▸ STATED TASK: Read the records below. Copy each line where the string "accent" occurs.

--- start of DATA IN THIS EXERCISE ---

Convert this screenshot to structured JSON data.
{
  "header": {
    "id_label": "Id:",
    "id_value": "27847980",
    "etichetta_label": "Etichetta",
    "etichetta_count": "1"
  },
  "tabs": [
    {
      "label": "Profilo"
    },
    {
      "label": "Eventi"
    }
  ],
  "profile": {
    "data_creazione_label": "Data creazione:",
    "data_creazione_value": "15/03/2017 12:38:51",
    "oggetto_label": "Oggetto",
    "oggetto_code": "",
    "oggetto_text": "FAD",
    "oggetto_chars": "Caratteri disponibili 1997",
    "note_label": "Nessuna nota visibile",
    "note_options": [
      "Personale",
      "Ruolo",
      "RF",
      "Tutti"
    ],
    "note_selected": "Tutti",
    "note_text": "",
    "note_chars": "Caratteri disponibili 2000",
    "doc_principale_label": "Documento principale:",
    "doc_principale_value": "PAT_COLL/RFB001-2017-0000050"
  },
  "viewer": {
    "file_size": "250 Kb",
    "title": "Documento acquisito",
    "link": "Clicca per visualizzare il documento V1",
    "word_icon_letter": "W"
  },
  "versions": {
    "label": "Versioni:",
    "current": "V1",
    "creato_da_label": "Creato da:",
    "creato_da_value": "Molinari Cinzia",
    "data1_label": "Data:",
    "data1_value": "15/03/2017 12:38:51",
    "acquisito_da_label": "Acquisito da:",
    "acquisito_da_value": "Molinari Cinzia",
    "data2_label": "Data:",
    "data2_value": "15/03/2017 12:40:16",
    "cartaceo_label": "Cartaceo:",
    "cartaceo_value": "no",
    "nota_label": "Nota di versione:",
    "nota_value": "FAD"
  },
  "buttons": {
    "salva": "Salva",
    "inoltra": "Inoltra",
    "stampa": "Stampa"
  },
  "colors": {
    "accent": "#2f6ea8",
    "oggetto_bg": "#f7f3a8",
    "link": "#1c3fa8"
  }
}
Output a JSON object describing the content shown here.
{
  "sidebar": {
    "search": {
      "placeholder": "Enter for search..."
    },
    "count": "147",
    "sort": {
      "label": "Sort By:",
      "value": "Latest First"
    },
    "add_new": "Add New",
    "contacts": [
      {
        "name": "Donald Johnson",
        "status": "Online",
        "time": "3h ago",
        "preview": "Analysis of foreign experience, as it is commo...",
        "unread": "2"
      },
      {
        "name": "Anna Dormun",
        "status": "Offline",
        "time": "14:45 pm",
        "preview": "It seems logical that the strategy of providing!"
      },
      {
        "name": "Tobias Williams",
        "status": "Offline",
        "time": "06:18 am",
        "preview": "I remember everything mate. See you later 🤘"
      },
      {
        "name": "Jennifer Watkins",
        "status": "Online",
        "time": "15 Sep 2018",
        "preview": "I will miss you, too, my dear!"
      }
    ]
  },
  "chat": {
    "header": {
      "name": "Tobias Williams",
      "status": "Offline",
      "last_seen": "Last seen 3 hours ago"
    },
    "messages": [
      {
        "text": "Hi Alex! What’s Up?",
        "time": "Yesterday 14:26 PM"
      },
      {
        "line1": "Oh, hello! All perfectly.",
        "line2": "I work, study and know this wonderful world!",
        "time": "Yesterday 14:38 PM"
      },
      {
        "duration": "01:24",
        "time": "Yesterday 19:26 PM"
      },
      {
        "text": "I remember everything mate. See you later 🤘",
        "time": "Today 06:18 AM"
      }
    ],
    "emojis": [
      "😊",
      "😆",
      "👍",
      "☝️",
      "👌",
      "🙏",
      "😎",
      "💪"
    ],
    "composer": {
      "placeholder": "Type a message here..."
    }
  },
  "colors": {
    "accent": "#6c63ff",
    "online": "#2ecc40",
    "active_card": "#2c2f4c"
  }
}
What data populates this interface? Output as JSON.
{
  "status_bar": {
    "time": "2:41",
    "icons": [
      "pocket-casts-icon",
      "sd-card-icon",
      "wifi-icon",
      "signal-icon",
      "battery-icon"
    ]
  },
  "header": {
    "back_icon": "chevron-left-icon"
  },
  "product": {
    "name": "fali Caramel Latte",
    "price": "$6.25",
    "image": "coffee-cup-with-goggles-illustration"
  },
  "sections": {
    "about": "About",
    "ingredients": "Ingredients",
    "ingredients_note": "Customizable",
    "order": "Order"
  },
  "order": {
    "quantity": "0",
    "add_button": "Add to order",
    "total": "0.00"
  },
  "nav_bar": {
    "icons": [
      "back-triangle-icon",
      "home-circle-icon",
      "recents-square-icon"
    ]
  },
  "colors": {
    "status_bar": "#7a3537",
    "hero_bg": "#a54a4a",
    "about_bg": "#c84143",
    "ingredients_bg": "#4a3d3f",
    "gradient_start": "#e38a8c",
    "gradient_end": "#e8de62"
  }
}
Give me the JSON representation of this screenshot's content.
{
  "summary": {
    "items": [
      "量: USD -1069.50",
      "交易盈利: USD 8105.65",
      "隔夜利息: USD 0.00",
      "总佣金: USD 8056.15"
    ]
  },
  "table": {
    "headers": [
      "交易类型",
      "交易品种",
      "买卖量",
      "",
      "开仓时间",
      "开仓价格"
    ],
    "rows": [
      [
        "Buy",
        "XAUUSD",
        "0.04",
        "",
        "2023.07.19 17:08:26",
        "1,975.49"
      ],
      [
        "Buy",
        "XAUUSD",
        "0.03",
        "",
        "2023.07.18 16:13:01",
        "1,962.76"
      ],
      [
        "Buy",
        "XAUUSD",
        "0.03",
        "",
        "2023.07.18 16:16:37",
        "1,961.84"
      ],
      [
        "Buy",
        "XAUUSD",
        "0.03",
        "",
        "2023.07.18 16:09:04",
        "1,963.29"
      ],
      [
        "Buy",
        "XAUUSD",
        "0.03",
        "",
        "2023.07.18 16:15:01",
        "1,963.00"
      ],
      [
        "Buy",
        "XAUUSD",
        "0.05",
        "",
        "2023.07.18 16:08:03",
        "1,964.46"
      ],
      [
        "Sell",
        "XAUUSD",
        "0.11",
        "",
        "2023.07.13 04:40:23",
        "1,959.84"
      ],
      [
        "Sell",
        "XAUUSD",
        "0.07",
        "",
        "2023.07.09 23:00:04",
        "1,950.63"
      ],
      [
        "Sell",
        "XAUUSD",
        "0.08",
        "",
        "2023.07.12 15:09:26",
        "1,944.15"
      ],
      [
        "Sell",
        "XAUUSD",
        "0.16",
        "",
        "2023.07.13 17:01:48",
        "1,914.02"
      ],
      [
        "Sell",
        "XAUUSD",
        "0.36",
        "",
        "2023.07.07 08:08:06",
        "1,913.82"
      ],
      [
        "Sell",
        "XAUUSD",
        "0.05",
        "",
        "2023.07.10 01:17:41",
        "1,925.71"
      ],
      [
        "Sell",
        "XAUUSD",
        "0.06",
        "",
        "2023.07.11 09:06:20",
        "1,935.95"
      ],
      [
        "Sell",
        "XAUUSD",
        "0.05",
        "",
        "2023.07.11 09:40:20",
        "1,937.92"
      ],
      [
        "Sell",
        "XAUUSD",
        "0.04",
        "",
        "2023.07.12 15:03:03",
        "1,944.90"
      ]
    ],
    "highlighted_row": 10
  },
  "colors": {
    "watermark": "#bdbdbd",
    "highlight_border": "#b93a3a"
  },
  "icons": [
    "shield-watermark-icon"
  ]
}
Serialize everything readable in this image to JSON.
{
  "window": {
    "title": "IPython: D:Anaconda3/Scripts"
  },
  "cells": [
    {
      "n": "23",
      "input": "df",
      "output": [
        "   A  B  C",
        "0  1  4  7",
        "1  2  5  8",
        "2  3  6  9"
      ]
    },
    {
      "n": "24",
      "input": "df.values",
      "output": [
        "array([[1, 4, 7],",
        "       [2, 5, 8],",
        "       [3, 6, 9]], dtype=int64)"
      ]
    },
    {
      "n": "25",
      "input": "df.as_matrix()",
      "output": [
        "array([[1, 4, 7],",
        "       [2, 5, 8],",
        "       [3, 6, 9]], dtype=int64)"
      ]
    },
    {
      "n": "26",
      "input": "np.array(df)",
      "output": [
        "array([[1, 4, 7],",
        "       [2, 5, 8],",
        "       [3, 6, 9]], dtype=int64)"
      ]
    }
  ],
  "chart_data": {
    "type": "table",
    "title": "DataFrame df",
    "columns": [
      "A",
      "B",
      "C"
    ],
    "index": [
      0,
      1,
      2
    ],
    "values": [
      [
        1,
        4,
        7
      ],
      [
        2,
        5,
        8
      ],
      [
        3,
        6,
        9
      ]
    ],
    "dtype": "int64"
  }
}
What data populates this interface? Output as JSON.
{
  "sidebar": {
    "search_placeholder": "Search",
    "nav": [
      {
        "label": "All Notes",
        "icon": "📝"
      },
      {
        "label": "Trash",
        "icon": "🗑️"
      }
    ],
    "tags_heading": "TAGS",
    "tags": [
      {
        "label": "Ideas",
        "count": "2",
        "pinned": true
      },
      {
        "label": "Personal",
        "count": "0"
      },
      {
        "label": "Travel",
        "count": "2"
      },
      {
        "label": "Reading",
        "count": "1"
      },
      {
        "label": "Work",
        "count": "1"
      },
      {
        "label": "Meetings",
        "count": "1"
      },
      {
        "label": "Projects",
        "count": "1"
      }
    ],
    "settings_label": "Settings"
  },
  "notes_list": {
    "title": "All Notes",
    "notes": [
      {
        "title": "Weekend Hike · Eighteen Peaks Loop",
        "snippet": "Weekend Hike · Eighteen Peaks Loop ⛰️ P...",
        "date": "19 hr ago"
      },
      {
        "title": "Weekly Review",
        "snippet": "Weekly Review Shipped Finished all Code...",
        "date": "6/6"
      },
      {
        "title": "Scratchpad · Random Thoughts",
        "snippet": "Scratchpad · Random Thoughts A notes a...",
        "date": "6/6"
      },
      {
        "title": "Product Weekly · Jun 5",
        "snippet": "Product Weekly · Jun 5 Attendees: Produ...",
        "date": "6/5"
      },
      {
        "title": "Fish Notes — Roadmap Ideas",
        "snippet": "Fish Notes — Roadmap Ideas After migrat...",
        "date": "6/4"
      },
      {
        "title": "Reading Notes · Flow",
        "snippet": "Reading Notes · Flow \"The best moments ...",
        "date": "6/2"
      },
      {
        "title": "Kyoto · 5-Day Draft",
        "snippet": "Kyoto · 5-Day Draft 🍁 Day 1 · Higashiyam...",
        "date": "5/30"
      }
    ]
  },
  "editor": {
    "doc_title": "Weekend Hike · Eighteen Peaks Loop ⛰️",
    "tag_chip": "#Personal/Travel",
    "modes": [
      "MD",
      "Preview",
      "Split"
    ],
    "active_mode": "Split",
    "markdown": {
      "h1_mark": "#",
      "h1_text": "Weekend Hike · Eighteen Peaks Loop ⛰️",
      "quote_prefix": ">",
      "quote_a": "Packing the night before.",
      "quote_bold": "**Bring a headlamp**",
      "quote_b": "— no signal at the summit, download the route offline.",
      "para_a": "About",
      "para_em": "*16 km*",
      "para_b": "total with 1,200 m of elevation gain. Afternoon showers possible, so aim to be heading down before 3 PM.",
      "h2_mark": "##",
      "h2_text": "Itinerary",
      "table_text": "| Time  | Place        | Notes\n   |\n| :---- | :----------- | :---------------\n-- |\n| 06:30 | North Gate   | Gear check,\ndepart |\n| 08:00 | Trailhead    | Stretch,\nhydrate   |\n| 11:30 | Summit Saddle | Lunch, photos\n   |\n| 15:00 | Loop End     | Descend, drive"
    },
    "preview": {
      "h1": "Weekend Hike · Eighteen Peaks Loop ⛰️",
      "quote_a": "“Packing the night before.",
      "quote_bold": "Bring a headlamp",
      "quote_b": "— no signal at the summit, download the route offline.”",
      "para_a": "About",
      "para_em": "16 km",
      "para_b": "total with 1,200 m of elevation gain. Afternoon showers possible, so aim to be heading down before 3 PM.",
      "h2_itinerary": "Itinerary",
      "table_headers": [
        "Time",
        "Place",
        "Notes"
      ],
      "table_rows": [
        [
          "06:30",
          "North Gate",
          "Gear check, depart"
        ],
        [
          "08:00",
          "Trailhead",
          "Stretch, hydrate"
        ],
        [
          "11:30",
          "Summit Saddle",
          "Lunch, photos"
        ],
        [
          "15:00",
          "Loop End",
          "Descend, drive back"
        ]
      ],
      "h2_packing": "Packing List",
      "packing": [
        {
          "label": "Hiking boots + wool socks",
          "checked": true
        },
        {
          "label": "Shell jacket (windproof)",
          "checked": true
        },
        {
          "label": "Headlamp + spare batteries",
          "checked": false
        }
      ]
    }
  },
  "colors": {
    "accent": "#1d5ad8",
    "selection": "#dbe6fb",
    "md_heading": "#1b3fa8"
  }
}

--- end of DATA IN THIS EXERCISE ---

▸ COMPLETED TASK:
    "accent": "#2f6ea8",
    "accent": "#6c63ff",
    "accent": "#1d5ad8",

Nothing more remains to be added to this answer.